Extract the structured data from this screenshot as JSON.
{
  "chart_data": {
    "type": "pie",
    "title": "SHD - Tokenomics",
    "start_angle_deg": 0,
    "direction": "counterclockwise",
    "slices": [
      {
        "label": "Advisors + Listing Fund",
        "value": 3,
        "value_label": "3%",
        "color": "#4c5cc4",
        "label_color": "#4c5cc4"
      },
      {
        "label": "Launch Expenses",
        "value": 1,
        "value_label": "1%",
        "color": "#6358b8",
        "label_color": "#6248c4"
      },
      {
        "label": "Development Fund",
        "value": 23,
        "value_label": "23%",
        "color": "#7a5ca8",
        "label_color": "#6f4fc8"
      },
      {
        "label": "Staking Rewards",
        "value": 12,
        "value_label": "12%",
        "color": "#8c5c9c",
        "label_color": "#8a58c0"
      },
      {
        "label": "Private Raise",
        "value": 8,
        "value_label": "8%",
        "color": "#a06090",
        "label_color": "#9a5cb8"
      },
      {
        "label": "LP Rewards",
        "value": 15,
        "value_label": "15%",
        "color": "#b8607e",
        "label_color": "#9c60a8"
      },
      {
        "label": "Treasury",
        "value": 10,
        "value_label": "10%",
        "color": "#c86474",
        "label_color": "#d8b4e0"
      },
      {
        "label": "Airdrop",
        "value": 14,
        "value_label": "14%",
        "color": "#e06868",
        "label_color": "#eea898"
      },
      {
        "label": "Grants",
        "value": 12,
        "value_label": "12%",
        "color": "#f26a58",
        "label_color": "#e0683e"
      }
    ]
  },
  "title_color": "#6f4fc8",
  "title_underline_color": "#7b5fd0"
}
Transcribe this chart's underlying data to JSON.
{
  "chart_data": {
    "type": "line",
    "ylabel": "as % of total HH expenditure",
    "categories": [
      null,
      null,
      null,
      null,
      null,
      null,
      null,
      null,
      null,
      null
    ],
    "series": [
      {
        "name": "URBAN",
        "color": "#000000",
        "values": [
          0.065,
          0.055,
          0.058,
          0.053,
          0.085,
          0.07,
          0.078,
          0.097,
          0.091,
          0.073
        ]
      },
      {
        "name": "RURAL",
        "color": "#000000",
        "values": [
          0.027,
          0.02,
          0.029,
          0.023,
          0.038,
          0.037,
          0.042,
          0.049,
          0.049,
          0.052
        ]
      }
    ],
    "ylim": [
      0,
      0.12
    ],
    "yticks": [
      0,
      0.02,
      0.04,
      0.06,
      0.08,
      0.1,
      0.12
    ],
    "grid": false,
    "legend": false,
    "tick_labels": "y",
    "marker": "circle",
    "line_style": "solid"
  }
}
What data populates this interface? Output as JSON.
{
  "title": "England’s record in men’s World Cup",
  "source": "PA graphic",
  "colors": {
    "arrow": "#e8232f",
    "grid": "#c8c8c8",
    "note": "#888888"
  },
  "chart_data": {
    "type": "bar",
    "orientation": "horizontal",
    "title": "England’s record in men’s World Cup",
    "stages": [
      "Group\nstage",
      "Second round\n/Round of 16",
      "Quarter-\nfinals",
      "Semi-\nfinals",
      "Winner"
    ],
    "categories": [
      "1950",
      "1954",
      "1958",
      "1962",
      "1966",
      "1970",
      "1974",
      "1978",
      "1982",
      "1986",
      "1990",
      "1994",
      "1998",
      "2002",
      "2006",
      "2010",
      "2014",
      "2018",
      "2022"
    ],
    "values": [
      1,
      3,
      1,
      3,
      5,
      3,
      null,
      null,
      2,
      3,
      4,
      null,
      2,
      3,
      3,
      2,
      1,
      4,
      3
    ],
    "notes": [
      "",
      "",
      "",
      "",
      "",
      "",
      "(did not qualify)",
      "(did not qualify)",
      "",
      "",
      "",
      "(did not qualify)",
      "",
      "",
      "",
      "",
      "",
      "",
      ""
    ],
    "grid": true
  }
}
○ ○ ○ ○ ○
* _Your task_
All lines of the data above that include the word "World" must be shown.

* _Worked solution_
  "title": "England’s record in men’s World Cup",
    "title": "England’s record in men’s World Cup",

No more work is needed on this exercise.